Required task: Report the count of lines below that include "image", without any other text.

[Stored entries]
^^^^^^^^^^^^^^^^
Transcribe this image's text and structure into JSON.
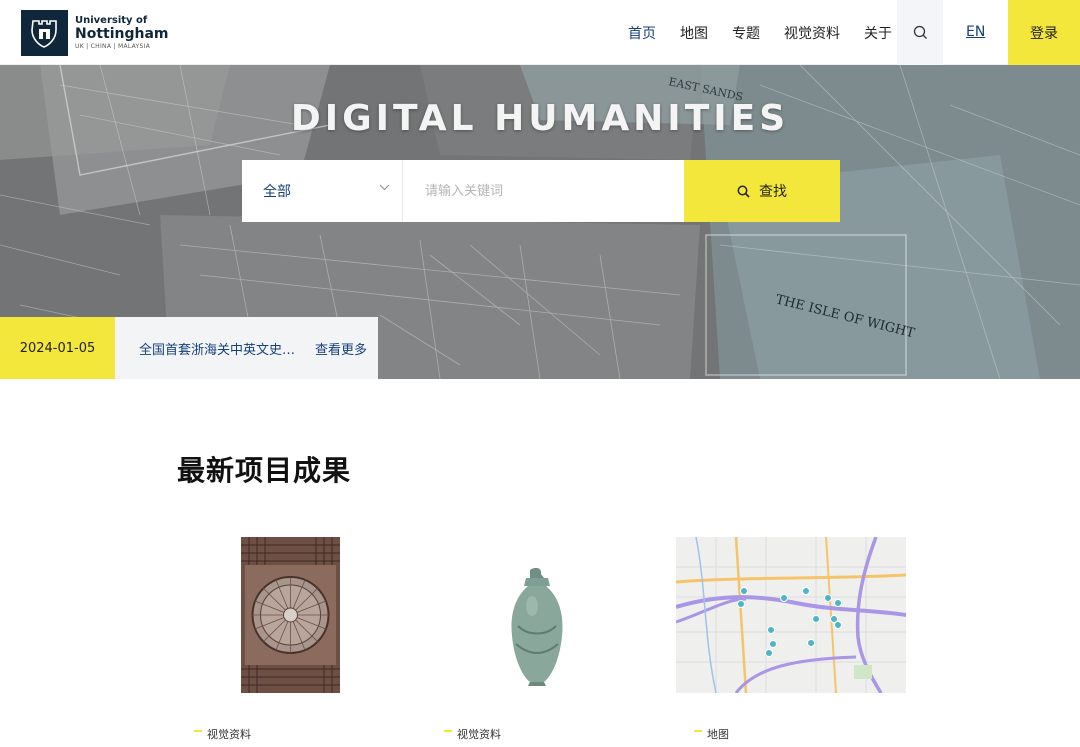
{
  "logo": {
    "line1": "University of",
    "line2": "Nottingham",
    "line3": "UK | CHINA | MALAYSIA"
  },
  "nav": {
    "items": [
      "首页",
      "地图",
      "专题",
      "视觉资料",
      "关于"
    ],
    "active_index": 0,
    "search_icon": "search-icon",
    "lang": "EN",
    "login": "登录"
  },
  "hero": {
    "title": "DIGITAL HUMANITIES",
    "search": {
      "scope_value": "全部",
      "placeholder": "请输入关键词",
      "button": "查找"
    },
    "news": {
      "date": "2024-01-05",
      "title": "全国首套浙海关中英文史料整理出版",
      "more": "查看更多"
    }
  },
  "section": {
    "title": "最新项目成果",
    "cards": [
      {
        "tag": "视觉资料",
        "image": "carved-ceiling-photo"
      },
      {
        "tag": "视觉资料",
        "image": "celadon-vase-photo"
      },
      {
        "tag": "地图",
        "image": "city-map-thumbnail"
      }
    ]
  },
  "colors": {
    "accent": "#f2e73a",
    "brand": "#10263b",
    "link": "#16407a"
  }
}
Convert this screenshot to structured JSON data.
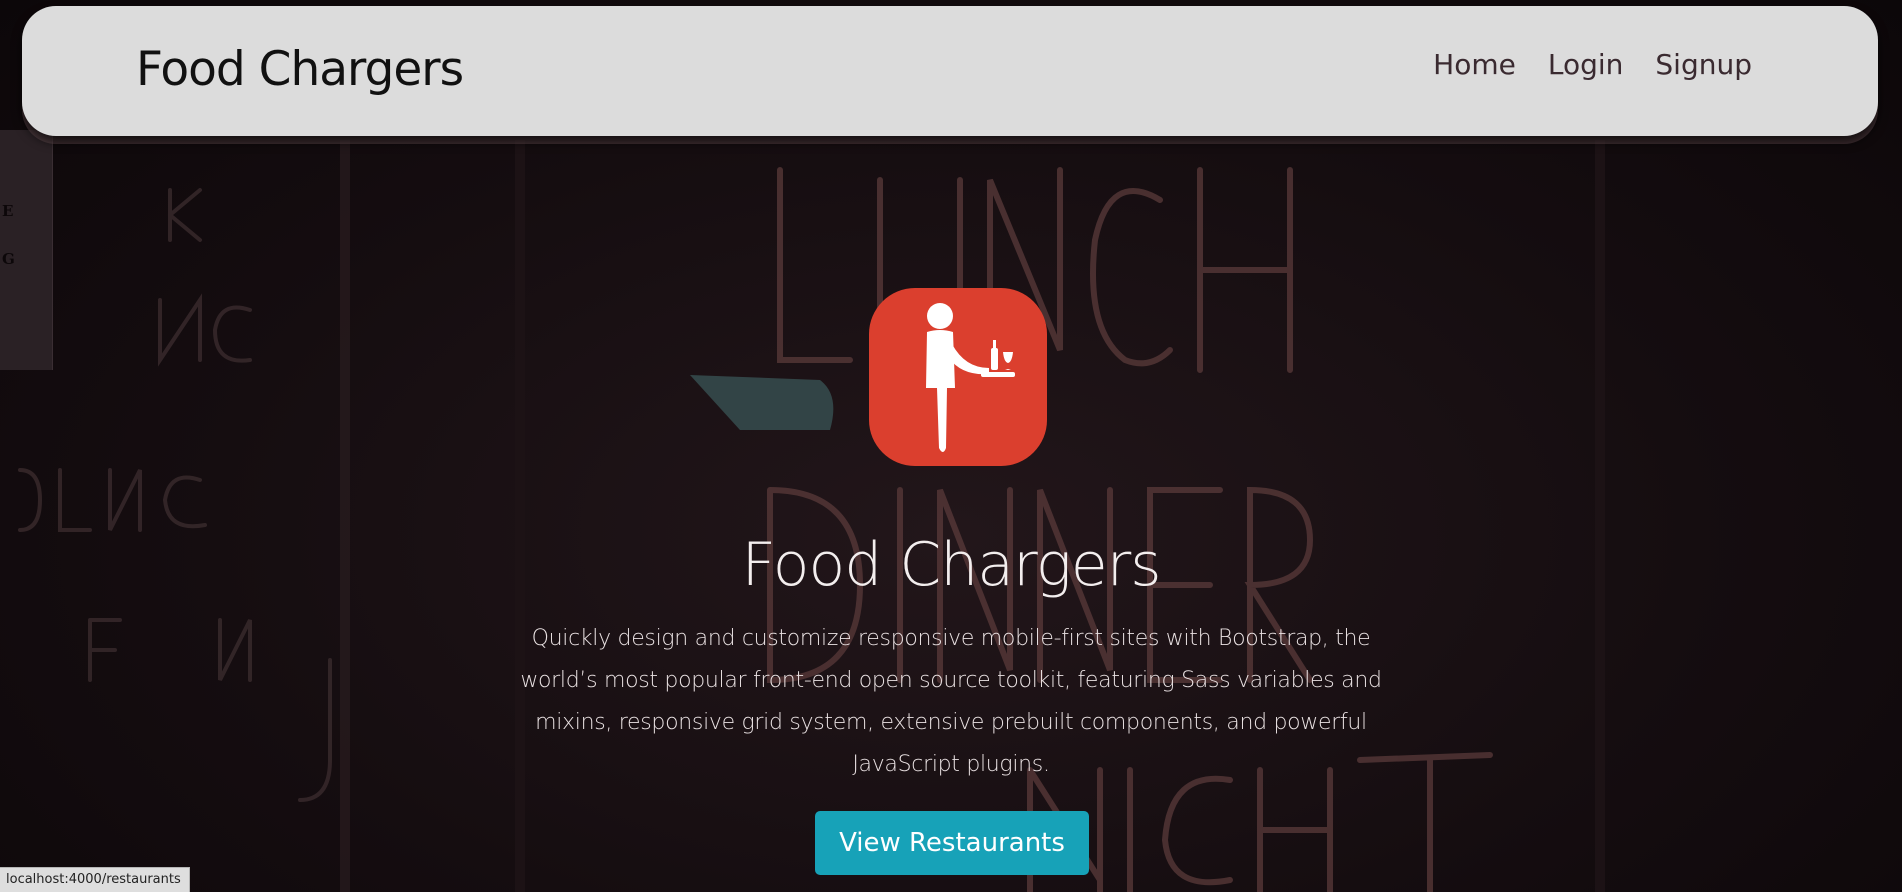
{
  "navbar": {
    "brand": "Food Chargers",
    "links": [
      {
        "label": "Home"
      },
      {
        "label": "Login"
      },
      {
        "label": "Signup"
      }
    ]
  },
  "hero": {
    "logo_icon": "waiter-with-tray-icon",
    "title": "Food Chargers",
    "description": "Quickly design and customize responsive mobile-first sites with Bootstrap, the world’s most popular front-end open source toolkit, featuring Sass variables and mixins, responsive grid system, extensive prebuilt components, and powerful JavaScript plugins.",
    "cta_label": "View Restaurants"
  },
  "background": {
    "left_panel_letters": [
      "E",
      "G"
    ]
  },
  "status_bar": {
    "url": "localhost:4000/restaurants"
  },
  "colors": {
    "navbar_bg": "#dcdcdc",
    "logo_bg": "#db3f2e",
    "cta_bg": "#17a2b8",
    "page_bg": "#140d10"
  }
}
^^^^^^^^^^^^^^^^
Output: 4